» Requirements
Filter the lines below, copying only those with the string "auch".

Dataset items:
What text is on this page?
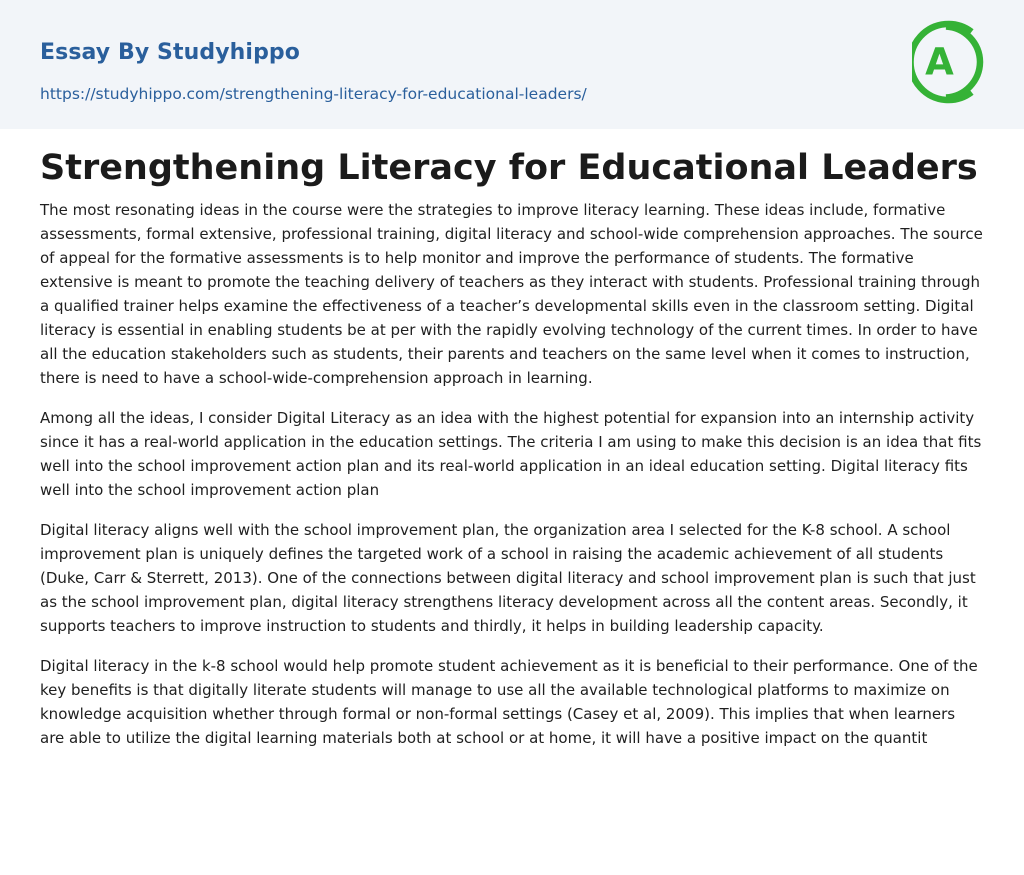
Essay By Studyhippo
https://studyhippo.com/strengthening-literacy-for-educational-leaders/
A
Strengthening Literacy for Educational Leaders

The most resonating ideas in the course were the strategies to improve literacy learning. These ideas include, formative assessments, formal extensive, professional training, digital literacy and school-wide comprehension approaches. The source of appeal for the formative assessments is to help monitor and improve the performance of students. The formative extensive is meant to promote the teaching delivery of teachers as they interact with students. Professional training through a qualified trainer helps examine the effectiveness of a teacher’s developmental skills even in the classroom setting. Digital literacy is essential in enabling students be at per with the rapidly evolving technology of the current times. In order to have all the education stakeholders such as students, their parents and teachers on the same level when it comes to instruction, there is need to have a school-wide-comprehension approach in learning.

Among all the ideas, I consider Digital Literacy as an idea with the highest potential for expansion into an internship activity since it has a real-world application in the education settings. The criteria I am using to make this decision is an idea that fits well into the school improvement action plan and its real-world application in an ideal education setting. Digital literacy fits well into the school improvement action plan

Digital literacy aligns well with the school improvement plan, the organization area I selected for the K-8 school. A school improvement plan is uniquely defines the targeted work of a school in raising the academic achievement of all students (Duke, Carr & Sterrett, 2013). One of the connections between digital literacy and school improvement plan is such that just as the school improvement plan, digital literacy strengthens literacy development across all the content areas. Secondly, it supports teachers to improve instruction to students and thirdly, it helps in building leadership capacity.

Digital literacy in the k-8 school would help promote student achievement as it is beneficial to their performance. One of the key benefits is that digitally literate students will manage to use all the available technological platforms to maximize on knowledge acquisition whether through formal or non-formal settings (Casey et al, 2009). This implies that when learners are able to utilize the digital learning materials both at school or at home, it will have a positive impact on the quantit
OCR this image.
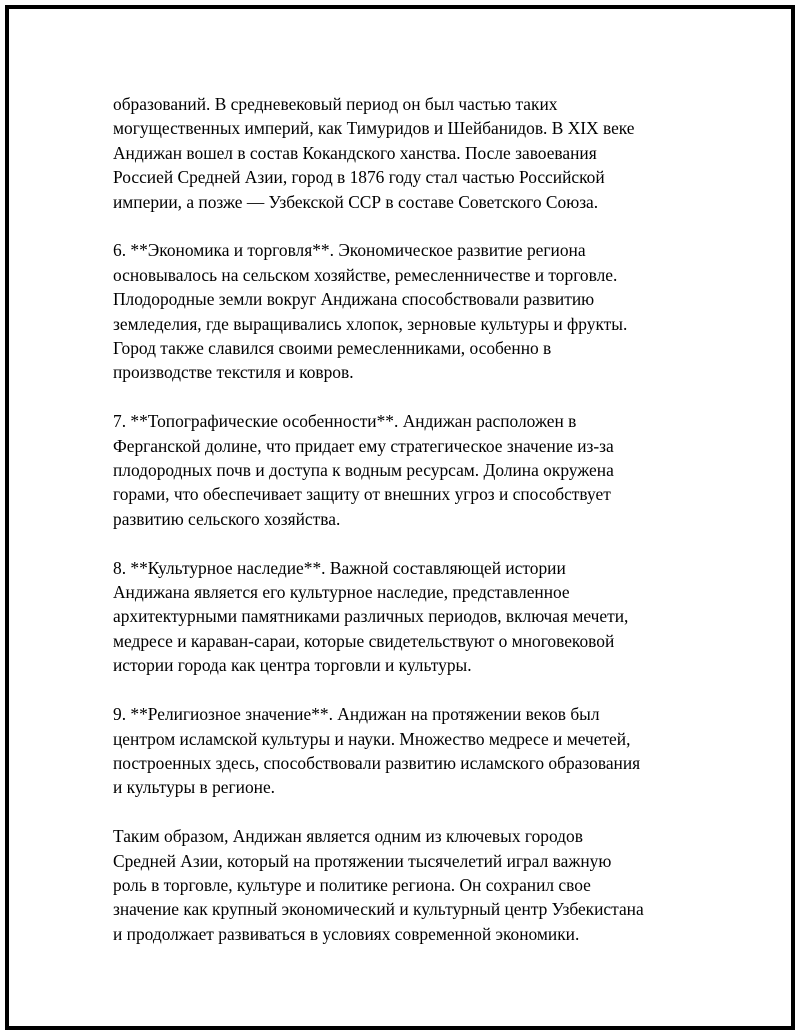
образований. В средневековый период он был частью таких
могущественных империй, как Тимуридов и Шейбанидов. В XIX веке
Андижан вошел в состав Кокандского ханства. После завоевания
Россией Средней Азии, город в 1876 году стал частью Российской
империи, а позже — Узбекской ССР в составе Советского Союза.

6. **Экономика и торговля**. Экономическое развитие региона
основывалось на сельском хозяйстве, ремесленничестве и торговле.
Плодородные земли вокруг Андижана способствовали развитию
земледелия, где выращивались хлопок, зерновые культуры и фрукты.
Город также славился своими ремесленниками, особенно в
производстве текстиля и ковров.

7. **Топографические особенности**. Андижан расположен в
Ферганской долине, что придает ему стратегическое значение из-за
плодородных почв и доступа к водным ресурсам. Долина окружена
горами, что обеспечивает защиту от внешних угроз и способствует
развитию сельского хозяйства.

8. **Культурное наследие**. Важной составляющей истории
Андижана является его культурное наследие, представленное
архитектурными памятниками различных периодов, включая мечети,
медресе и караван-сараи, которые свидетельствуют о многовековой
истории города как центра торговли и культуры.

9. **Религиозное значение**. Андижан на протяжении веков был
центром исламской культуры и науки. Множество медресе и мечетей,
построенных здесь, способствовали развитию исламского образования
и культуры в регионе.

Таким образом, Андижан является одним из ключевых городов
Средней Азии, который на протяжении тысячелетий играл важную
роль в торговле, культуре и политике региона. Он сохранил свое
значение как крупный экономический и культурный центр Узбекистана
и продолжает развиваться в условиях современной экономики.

...

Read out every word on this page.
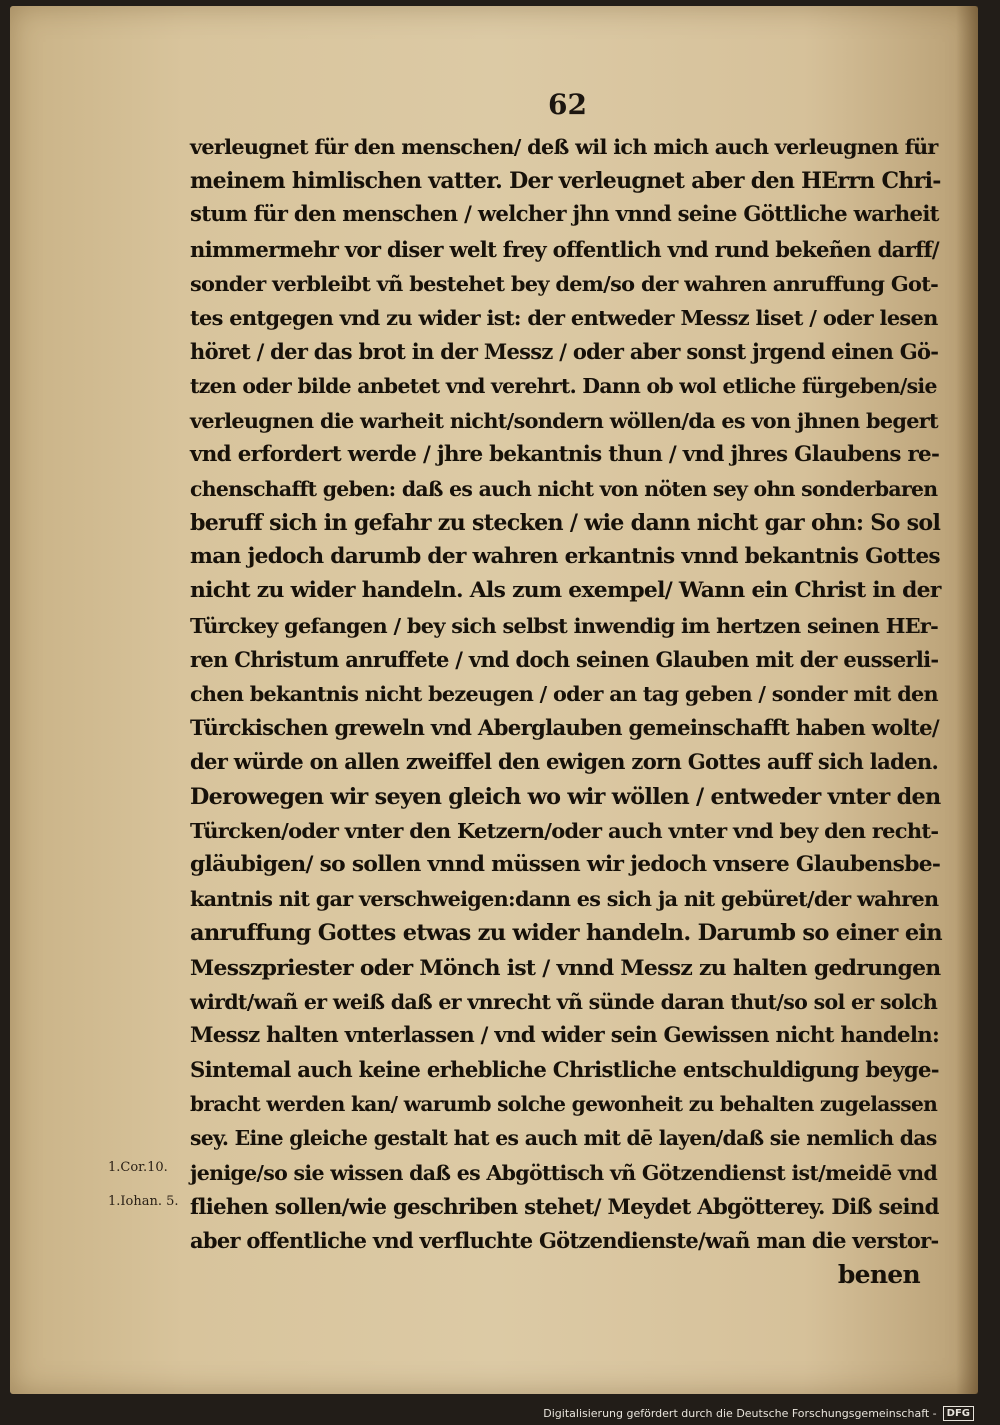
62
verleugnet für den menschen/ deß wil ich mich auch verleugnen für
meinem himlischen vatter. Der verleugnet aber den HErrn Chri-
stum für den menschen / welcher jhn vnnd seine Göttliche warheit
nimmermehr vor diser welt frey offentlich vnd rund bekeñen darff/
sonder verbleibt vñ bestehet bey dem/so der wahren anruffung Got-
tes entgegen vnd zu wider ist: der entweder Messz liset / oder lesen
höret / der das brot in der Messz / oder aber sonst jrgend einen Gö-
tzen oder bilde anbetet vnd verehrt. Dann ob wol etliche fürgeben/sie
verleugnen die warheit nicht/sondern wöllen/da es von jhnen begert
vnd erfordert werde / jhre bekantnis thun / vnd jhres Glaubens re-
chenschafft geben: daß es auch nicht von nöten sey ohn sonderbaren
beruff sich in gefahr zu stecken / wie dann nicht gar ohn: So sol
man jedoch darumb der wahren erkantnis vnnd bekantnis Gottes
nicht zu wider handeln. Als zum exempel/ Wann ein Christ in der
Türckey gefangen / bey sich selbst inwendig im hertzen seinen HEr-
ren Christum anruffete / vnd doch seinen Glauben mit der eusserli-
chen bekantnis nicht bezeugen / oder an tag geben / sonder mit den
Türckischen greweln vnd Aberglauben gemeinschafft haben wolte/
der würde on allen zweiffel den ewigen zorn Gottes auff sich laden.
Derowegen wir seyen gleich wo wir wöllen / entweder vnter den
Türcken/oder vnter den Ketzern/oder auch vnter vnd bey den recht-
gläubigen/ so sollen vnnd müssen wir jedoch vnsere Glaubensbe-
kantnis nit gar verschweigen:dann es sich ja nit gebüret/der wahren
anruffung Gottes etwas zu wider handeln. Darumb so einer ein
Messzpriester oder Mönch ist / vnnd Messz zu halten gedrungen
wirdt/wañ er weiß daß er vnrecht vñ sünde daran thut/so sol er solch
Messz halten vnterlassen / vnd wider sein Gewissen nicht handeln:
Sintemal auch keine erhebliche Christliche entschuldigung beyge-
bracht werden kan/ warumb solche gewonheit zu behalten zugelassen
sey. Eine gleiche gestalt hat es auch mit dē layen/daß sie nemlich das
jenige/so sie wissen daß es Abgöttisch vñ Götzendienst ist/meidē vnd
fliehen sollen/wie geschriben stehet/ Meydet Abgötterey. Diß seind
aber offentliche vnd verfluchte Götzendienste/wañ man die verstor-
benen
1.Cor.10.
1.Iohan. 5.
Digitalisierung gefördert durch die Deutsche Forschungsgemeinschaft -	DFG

...

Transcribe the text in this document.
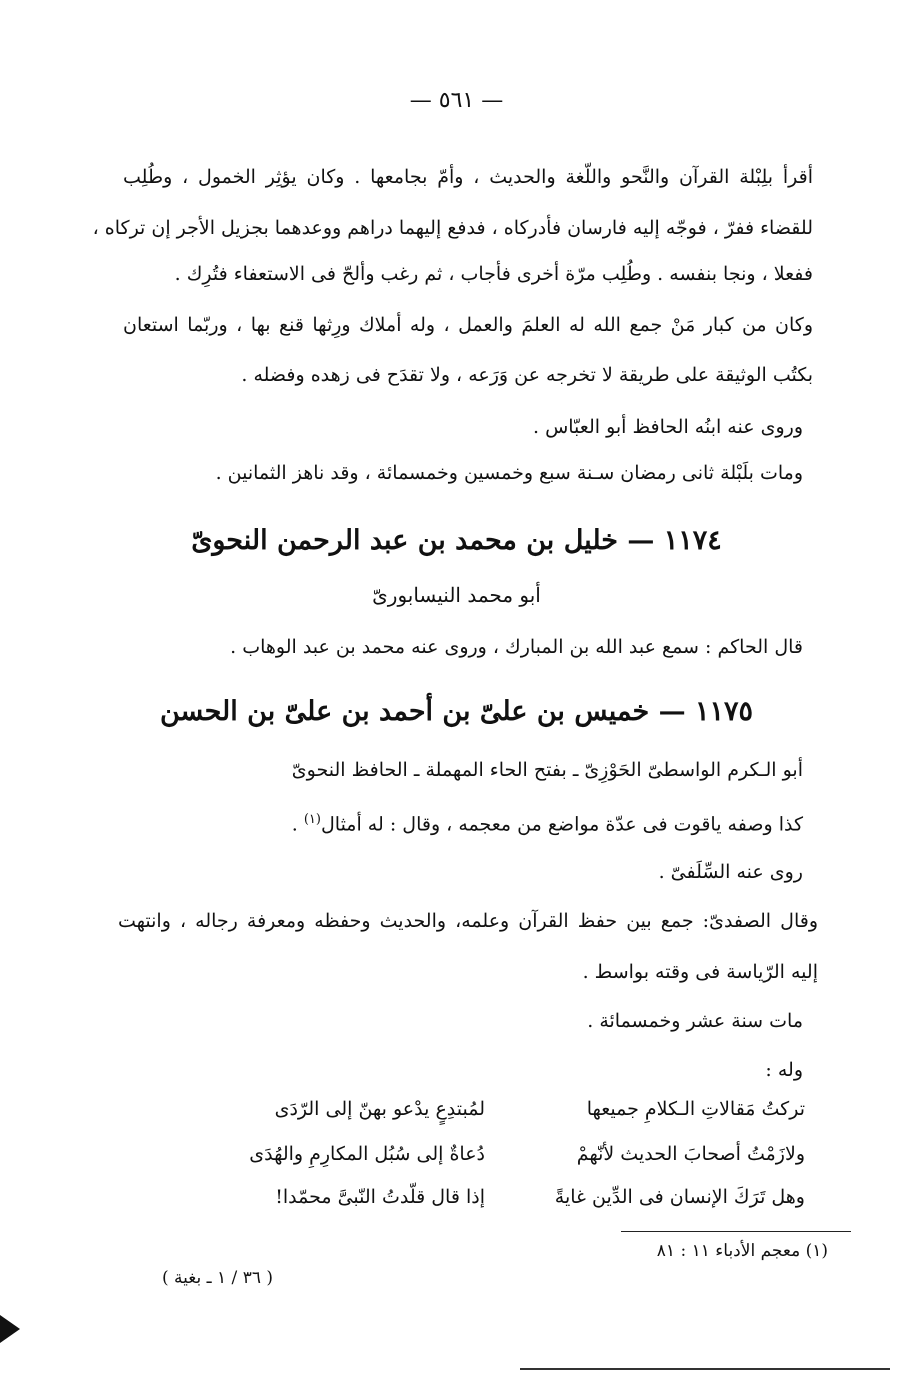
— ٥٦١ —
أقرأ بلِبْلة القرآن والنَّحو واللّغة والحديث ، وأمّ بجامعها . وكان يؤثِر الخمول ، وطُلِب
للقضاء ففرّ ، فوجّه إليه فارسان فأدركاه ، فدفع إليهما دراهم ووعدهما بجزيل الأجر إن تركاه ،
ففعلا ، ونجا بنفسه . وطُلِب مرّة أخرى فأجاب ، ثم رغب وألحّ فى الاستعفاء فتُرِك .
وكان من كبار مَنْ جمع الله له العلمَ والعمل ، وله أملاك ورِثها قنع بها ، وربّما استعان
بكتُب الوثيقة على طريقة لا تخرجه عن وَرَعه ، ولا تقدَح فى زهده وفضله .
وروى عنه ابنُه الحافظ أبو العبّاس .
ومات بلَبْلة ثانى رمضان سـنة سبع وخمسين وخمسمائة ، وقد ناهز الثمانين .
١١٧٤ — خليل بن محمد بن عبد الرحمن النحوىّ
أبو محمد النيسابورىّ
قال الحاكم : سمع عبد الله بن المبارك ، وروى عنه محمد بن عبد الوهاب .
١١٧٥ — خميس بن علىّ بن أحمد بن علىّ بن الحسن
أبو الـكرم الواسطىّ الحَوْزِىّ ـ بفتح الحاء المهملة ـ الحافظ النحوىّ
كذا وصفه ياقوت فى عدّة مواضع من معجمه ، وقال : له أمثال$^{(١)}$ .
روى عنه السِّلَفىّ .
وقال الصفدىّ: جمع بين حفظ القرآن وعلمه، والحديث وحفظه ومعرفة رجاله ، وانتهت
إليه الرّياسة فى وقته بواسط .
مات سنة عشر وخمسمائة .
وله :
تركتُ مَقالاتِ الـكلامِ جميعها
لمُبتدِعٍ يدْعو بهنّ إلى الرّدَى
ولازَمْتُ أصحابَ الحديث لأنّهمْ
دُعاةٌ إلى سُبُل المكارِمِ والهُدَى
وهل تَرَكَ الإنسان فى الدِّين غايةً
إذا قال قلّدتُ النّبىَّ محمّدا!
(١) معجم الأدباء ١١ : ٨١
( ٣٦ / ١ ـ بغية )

» Task response
verleugnet für den menschen/ deß wil ich mich auch verleugnen für
chenschafft geben: daß es auch nicht von nöten sey ohn sonderbaren
Türcken/oder vnter den Ketzern/oder auch vnter vnd bey den recht-
Sintemal auch keine erhebliche Christliche entschuldigung beyge-
sey. Eine gleiche gestalt hat es auch mit dē layen/daß sie nemlich das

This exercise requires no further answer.